Restate the records that follow word for word; no pictures should appear.

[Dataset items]
•••••
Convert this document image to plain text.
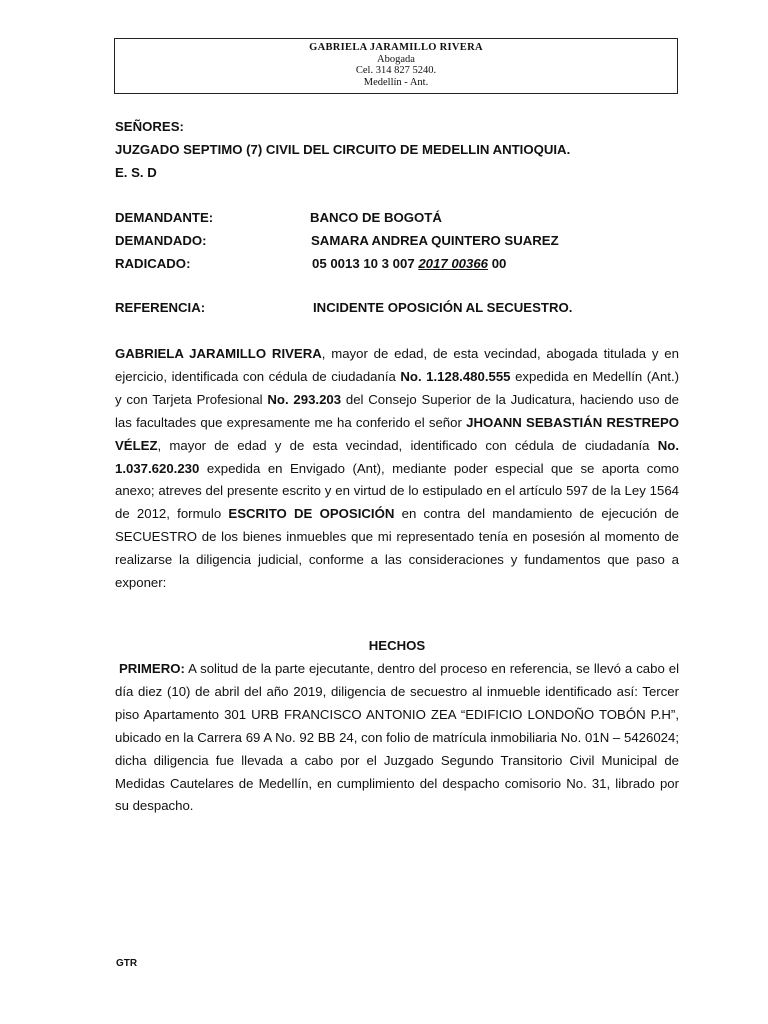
GABRIELA JARAMILLO RIVERA
Abogada
Cel. 314 827 5240.
Medellín - Ant.
SEÑORES:
JUZGADO SEPTIMO (7) CIVIL DEL CIRCUITO DE MEDELLIN ANTIOQUIA.
E. S. D
DEMANDANTE:	BANCO DE BOGOTÁ
DEMANDADO:	SAMARA ANDREA QUINTERO SUAREZ
RADICADO:	05 0013 10 3 007 2017 00366 00
REFERENCIA:	INCIDENTE OPOSICIÓN AL SECUESTRO.
GABRIELA JARAMILLO RIVERA, mayor de edad, de esta vecindad, abogada titulada y en ejercicio, identificada con cédula de ciudadanía No. 1.128.480.555 expedida en Medellín (Ant.) y con Tarjeta Profesional No. 293.203 del Consejo Superior de la Judicatura, haciendo uso de las facultades que expresamente me ha conferido el señor JHOANN SEBASTIÁN RESTREPO VÉLEZ, mayor de edad y de esta vecindad, identificado con cédula de ciudadanía No. 1.037.620.230 expedida en Envigado (Ant), mediante poder especial que se aporta como anexo; atreves del presente escrito y en virtud de lo estipulado en el artículo 597 de la Ley 1564 de 2012, formulo ESCRITO DE OPOSICIÓN en contra del mandamiento de ejecución de SECUESTRO de los bienes inmuebles que mi representado tenía en posesión al momento de realizarse la diligencia judicial, conforme a las consideraciones y fundamentos que paso a exponer:
HECHOS
PRIMERO: A solitud de la parte ejecutante, dentro del proceso en referencia, se llevó a cabo el día diez (10) de abril del año 2019, diligencia de secuestro al inmueble identificado así: Tercer piso Apartamento 301 URB FRANCISCO ANTONIO ZEA “EDIFICIO LONDOÑO TOBÓN P.H”, ubicado en la Carrera 69 A No. 92 BB 24, con folio de matrícula inmobiliaria No. 01N – 5426024; dicha diligencia fue llevada a cabo por el Juzgado Segundo Transitorio Civil Municipal de Medidas Cautelares de Medellín, en cumplimiento del despacho comisorio No. 31, librado por su despacho.
GTR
•••••
Response to the exercise
Convert this document image to plain text.
GABRIELA JARAMILLO RIVERA
Abogada
Cel. 314 827 5240.
Medellín - Ant.
SEÑORES:
JUZGADO SEPTIMO (7) CIVIL DEL CIRCUITO DE MEDELLIN ANTIOQUIA.
E. S. D
DEMANDANTE:	BANCO DE BOGOTÁ
DEMANDADO:	SAMARA ANDREA QUINTERO SUAREZ
RADICADO:	05 0013 10 3 007 2017 00366 00
REFERENCIA:	INCIDENTE OPOSICIÓN AL SECUESTRO.
GABRIELA JARAMILLO RIVERA, mayor de edad, de esta vecindad, abogada titulada y en ejercicio, identificada con cédula de ciudadanía No. 1.128.480.555 expedida en Medellín (Ant.) y con Tarjeta Profesional No. 293.203 del Consejo Superior de la Judicatura, haciendo uso de las facultades que expresamente me ha conferido el señor JHOANN SEBASTIÁN RESTREPO VÉLEZ, mayor de edad y de esta vecindad, identificado con cédula de ciudadanía No. 1.037.620.230 expedida en Envigado (Ant), mediante poder especial que se aporta como anexo; atreves del presente escrito y en virtud de lo estipulado en el artículo 597 de la Ley 1564 de 2012, formulo ESCRITO DE OPOSICIÓN en contra del mandamiento de ejecución de SECUESTRO de los bienes inmuebles que mi representado tenía en posesión al momento de realizarse la diligencia judicial, conforme a las consideraciones y fundamentos que paso a exponer:
HECHOS
PRIMERO: A solitud de la parte ejecutante, dentro del proceso en referencia, se llevó a cabo el día diez (10) de abril del año 2019, diligencia de secuestro al inmueble identificado así: Tercer piso Apartamento 301 URB FRANCISCO ANTONIO ZEA “EDIFICIO LONDOÑO TOBÓN P.H”, ubicado en la Carrera 69 A No. 92 BB 24, con folio de matrícula inmobiliaria No. 01N – 5426024; dicha diligencia fue llevada a cabo por el Juzgado Segundo Transitorio Civil Municipal de Medidas Cautelares de Medellín, en cumplimiento del despacho comisorio No. 31, librado por su despacho.
GTR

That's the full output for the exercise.